**Listed entries:**
-- begin --

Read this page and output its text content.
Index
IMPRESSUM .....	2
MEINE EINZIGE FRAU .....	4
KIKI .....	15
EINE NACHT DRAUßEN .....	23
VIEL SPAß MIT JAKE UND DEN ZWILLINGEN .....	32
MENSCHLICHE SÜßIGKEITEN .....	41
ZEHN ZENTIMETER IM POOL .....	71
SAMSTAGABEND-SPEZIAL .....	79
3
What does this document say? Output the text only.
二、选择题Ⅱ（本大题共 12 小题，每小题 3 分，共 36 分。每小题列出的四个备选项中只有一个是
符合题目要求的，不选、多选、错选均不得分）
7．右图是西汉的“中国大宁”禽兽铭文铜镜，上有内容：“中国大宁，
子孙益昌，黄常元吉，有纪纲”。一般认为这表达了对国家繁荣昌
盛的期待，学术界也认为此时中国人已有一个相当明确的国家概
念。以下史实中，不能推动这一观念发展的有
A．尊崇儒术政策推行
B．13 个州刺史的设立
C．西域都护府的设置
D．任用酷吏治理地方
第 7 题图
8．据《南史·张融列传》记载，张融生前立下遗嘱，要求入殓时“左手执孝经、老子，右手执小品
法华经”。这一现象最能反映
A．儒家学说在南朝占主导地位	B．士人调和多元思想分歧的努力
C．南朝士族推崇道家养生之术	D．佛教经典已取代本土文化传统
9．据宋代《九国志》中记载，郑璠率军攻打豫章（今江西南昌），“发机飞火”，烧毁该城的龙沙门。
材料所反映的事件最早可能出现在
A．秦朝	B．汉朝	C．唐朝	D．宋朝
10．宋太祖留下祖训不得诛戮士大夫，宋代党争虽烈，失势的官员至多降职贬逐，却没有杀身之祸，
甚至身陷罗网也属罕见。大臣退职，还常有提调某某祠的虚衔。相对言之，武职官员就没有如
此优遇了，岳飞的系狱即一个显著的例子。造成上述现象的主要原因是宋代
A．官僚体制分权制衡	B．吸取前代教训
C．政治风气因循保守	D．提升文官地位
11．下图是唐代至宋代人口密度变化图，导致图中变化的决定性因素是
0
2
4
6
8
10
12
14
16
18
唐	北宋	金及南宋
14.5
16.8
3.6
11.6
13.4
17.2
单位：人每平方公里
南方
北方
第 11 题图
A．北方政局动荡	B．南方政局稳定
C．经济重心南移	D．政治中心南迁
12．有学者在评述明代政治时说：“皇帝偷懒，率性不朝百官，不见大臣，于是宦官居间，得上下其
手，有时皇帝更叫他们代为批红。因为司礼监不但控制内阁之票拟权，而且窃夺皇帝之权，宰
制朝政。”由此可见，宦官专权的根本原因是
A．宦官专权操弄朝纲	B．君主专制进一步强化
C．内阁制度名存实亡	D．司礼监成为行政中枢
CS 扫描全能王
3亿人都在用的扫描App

-- end --

**Aim of the exercise:** From the entries above, return each line with the word "text" in it.

**Exercise response:**
Read this page and output its text content.
What does this document say? Output the text only.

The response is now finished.